(TASK INSTRUCTIONS): Write the records out again, precisely as they stand.

(DATASET ENTRIES):
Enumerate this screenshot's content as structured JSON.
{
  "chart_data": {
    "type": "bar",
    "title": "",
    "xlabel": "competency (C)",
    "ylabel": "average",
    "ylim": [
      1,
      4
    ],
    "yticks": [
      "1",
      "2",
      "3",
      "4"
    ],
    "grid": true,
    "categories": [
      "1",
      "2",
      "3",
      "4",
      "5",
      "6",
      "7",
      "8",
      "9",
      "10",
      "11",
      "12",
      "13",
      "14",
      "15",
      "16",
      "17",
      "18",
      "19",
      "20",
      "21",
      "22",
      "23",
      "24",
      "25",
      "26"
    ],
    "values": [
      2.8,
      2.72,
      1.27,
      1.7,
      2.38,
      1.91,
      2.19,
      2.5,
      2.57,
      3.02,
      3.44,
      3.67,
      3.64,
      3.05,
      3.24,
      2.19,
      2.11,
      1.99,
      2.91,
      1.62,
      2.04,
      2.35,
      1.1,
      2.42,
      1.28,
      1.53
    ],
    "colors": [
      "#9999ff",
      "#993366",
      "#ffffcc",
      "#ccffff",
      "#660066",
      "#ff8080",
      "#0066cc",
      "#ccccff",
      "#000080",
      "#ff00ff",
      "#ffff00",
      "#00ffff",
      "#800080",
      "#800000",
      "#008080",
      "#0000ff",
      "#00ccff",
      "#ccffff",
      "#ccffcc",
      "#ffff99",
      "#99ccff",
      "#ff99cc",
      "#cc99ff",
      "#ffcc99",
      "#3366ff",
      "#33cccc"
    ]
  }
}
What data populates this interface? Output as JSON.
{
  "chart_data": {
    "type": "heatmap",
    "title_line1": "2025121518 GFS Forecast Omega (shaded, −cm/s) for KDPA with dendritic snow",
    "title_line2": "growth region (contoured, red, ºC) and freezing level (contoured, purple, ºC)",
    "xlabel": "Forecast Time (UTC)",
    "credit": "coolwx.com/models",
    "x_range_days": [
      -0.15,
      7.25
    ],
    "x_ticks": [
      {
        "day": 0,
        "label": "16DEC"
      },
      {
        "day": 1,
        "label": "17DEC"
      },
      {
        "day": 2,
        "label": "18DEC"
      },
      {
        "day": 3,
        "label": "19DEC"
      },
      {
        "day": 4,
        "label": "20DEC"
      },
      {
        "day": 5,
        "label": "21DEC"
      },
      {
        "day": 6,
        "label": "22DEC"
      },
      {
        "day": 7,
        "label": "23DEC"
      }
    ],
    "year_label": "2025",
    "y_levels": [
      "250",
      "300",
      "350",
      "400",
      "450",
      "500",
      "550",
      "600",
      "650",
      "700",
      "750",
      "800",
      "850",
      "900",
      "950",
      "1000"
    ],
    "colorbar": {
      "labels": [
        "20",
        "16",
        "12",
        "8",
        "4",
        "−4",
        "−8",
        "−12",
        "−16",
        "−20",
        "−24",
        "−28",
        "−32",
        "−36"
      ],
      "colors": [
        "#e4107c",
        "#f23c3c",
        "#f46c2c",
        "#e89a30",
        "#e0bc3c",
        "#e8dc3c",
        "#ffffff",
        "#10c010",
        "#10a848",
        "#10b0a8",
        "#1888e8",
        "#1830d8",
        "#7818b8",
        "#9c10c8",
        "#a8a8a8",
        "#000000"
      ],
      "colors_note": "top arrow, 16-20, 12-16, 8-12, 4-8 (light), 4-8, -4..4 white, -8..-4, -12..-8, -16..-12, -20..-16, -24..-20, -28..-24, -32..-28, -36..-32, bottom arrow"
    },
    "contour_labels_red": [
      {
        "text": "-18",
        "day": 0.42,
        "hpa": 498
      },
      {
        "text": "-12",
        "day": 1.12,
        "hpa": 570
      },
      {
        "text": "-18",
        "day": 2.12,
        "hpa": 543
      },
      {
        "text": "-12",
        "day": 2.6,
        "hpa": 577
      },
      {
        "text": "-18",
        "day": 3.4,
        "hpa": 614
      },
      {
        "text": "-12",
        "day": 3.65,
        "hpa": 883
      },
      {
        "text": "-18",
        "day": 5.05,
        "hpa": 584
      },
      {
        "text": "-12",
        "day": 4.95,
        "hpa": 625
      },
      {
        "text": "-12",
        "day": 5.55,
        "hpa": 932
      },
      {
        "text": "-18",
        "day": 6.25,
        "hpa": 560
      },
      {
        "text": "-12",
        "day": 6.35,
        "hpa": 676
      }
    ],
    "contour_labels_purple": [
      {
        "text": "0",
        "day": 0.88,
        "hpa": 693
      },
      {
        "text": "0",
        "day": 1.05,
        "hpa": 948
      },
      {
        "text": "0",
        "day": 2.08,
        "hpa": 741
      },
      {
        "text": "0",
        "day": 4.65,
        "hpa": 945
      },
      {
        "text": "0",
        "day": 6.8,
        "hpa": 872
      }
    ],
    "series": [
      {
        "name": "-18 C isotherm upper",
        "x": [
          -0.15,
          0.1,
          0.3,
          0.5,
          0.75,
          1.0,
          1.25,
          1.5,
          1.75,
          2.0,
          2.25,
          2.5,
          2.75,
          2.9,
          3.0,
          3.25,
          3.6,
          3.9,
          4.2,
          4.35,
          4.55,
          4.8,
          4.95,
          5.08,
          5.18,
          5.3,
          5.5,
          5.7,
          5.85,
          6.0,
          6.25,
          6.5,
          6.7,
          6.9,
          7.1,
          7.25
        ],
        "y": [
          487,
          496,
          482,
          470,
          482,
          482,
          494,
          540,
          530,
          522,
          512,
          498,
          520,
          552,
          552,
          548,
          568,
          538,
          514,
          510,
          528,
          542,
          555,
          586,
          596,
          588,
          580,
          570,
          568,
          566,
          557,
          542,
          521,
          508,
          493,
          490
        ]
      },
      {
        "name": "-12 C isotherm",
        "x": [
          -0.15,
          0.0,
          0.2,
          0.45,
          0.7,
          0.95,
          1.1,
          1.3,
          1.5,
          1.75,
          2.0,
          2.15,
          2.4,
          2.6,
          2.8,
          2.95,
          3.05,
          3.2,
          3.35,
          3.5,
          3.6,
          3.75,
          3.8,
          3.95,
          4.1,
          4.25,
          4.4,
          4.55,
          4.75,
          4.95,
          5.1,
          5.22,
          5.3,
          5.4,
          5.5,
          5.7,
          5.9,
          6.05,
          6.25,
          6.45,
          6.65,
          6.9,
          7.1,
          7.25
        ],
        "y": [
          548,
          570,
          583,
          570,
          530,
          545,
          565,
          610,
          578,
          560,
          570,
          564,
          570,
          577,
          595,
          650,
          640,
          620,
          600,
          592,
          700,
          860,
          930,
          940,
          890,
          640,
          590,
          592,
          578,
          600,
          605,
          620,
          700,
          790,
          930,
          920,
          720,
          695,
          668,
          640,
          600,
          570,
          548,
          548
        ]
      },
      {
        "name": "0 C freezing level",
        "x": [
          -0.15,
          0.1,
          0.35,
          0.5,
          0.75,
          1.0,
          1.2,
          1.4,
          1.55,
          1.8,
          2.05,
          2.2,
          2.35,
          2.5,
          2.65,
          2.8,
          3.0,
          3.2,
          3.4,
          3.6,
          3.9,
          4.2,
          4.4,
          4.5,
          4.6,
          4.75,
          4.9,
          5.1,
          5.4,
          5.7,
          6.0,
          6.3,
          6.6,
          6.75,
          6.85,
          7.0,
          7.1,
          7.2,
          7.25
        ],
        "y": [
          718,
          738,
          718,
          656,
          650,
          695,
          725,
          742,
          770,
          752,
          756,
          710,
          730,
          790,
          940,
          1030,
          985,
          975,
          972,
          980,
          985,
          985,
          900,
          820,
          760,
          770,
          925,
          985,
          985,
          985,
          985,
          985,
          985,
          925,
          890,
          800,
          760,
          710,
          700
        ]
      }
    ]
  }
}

(RESPONSE FOR THIS EXERCISE):
Enumerate this screenshot's content as structured JSON.
{
  "chart_data": {
    "type": "bar",
    "title": "",
    "xlabel": "competency (C)",
    "ylabel": "average",
    "ylim": [
      1,
      4
    ],
    "yticks": [
      "1",
      "2",
      "3",
      "4"
    ],
    "grid": true,
    "categories": [
      "1",
      "2",
      "3",
      "4",
      "5",
      "6",
      "7",
      "8",
      "9",
      "10",
      "11",
      "12",
      "13",
      "14",
      "15",
      "16",
      "17",
      "18",
      "19",
      "20",
      "21",
      "22",
      "23",
      "24",
      "25",
      "26"
    ],
    "values": [
      2.8,
      2.72,
      1.27,
      1.7,
      2.38,
      1.91,
      2.19,
      2.5,
      2.57,
      3.02,
      3.44,
      3.67,
      3.64,
      3.05,
      3.24,
      2.19,
      2.11,
      1.99,
      2.91,
      1.62,
      2.04,
      2.35,
      1.1,
      2.42,
      1.28,
      1.53
    ],
    "colors": [
      "#9999ff",
      "#993366",
      "#ffffcc",
      "#ccffff",
      "#660066",
      "#ff8080",
      "#0066cc",
      "#ccccff",
      "#000080",
      "#ff00ff",
      "#ffff00",
      "#00ffff",
      "#800080",
      "#800000",
      "#008080",
      "#0000ff",
      "#00ccff",
      "#ccffff",
      "#ccffcc",
      "#ffff99",
      "#99ccff",
      "#ff99cc",
      "#cc99ff",
      "#ffcc99",
      "#3366ff",
      "#33cccc"
    ]
  }
}
What data populates this interface? Output as JSON.
{
  "chart_data": {
    "type": "heatmap",
    "title_line1": "2025121518 GFS Forecast Omega (shaded, −cm/s) for KDPA with dendritic snow",
    "title_line2": "growth region (contoured, red, ºC) and freezing level (contoured, purple, ºC)",
    "xlabel": "Forecast Time (UTC)",
    "credit": "coolwx.com/models",
    "x_range_days": [
      -0.15,
      7.25
    ],
    "x_ticks": [
      {
        "day": 0,
        "label": "16DEC"
      },
      {
        "day": 1,
        "label": "17DEC"
      },
      {
        "day": 2,
        "label": "18DEC"
      },
      {
        "day": 3,
        "label": "19DEC"
      },
      {
        "day": 4,
        "label": "20DEC"
      },
      {
        "day": 5,
        "label": "21DEC"
      },
      {
        "day": 6,
        "label": "22DEC"
      },
      {
        "day": 7,
        "label": "23DEC"
      }
    ],
    "year_label": "2025",
    "y_levels": [
      "250",
      "300",
      "350",
      "400",
      "450",
      "500",
      "550",
      "600",
      "650",
      "700",
      "750",
      "800",
      "850",
      "900",
      "950",
      "1000"
    ],
    "colorbar": {
      "labels": [
        "20",
        "16",
        "12",
        "8",
        "4",
        "−4",
        "−8",
        "−12",
        "−16",
        "−20",
        "−24",
        "−28",
        "−32",
        "−36"
      ],
      "colors": [
        "#e4107c",
        "#f23c3c",
        "#f46c2c",
        "#e89a30",
        "#e0bc3c",
        "#e8dc3c",
        "#ffffff",
        "#10c010",
        "#10a848",
        "#10b0a8",
        "#1888e8",
        "#1830d8",
        "#7818b8",
        "#9c10c8",
        "#a8a8a8",
        "#000000"
      ],
      "colors_note": "top arrow, 16-20, 12-16, 8-12, 4-8 (light), 4-8, -4..4 white, -8..-4, -12..-8, -16..-12, -20..-16, -24..-20, -28..-24, -32..-28, -36..-32, bottom arrow"
    },
    "contour_labels_red": [
      {
        "text": "-18",
        "day": 0.42,
        "hpa": 498
      },
      {
        "text": "-12",
        "day": 1.12,
        "hpa": 570
      },
      {
        "text": "-18",
        "day": 2.12,
        "hpa": 543
      },
      {
        "text": "-12",
        "day": 2.6,
        "hpa": 577
      },
      {
        "text": "-18",
        "day": 3.4,
        "hpa": 614
      },
      {
        "text": "-12",
        "day": 3.65,
        "hpa": 883
      },
      {
        "text": "-18",
        "day": 5.05,
        "hpa": 584
      },
      {
        "text": "-12",
        "day": 4.95,
        "hpa": 625
      },
      {
        "text": "-12",
        "day": 5.55,
        "hpa": 932
      },
      {
        "text": "-18",
        "day": 6.25,
        "hpa": 560
      },
      {
        "text": "-12",
        "day": 6.35,
        "hpa": 676
      }
    ],
    "contour_labels_purple": [
      {
        "text": "0",
        "day": 0.88,
        "hpa": 693
      },
      {
        "text": "0",
        "day": 1.05,
        "hpa": 948
      },
      {
        "text": "0",
        "day": 2.08,
        "hpa": 741
      },
      {
        "text": "0",
        "day": 4.65,
        "hpa": 945
      },
      {
        "text": "0",
        "day": 6.8,
        "hpa": 872
      }
    ],
    "series": [
      {
        "name": "-18 C isotherm upper",
        "x": [
          -0.15,
          0.1,
          0.3,
          0.5,
          0.75,
          1.0,
          1.25,
          1.5,
          1.75,
          2.0,
          2.25,
          2.5,
          2.75,
          2.9,
          3.0,
          3.25,
          3.6,
          3.9,
          4.2,
          4.35,
          4.55,
          4.8,
          4.95,
          5.08,
          5.18,
          5.3,
          5.5,
          5.7,
          5.85,
          6.0,
          6.25,
          6.5,
          6.7,
          6.9,
          7.1,
          7.25
        ],
        "y": [
          487,
          496,
          482,
          470,
          482,
          482,
          494,
          540,
          530,
          522,
          512,
          498,
          520,
          552,
          552,
          548,
          568,
          538,
          514,
          510,
          528,
          542,
          555,
          586,
          596,
          588,
          580,
          570,
          568,
          566,
          557,
          542,
          521,
          508,
          493,
          490
        ]
      },
      {
        "name": "-12 C isotherm",
        "x": [
          -0.15,
          0.0,
          0.2,
          0.45,
          0.7,
          0.95,
          1.1,
          1.3,
          1.5,
          1.75,
          2.0,
          2.15,
          2.4,
          2.6,
          2.8,
          2.95,
          3.05,
          3.2,
          3.35,
          3.5,
          3.6,
          3.75,
          3.8,
          3.95,
          4.1,
          4.25,
          4.4,
          4.55,
          4.75,
          4.95,
          5.1,
          5.22,
          5.3,
          5.4,
          5.5,
          5.7,
          5.9,
          6.05,
          6.25,
          6.45,
          6.65,
          6.9,
          7.1,
          7.25
        ],
        "y": [
          548,
          570,
          583,
          570,
          530,
          545,
          565,
          610,
          578,
          560,
          570,
          564,
          570,
          577,
          595,
          650,
          640,
          620,
          600,
          592,
          700,
          860,
          930,
          940,
          890,
          640,
          590,
          592,
          578,
          600,
          605,
          620,
          700,
          790,
          930,
          920,
          720,
          695,
          668,
          640,
          600,
          570,
          548,
          548
        ]
      },
      {
        "name": "0 C freezing level",
        "x": [
          -0.15,
          0.1,
          0.35,
          0.5,
          0.75,
          1.0,
          1.2,
          1.4,
          1.55,
          1.8,
          2.05,
          2.2,
          2.35,
          2.5,
          2.65,
          2.8,
          3.0,
          3.2,
          3.4,
          3.6,
          3.9,
          4.2,
          4.4,
          4.5,
          4.6,
          4.75,
          4.9,
          5.1,
          5.4,
          5.7,
          6.0,
          6.3,
          6.6,
          6.75,
          6.85,
          7.0,
          7.1,
          7.2,
          7.25
        ],
        "y": [
          718,
          738,
          718,
          656,
          650,
          695,
          725,
          742,
          770,
          752,
          756,
          710,
          730,
          790,
          940,
          1030,
          985,
          975,
          972,
          980,
          985,
          985,
          900,
          820,
          760,
          770,
          925,
          985,
          985,
          985,
          985,
          985,
          985,
          925,
          890,
          800,
          760,
          710,
          700
        ]
      }
    ]
  }
}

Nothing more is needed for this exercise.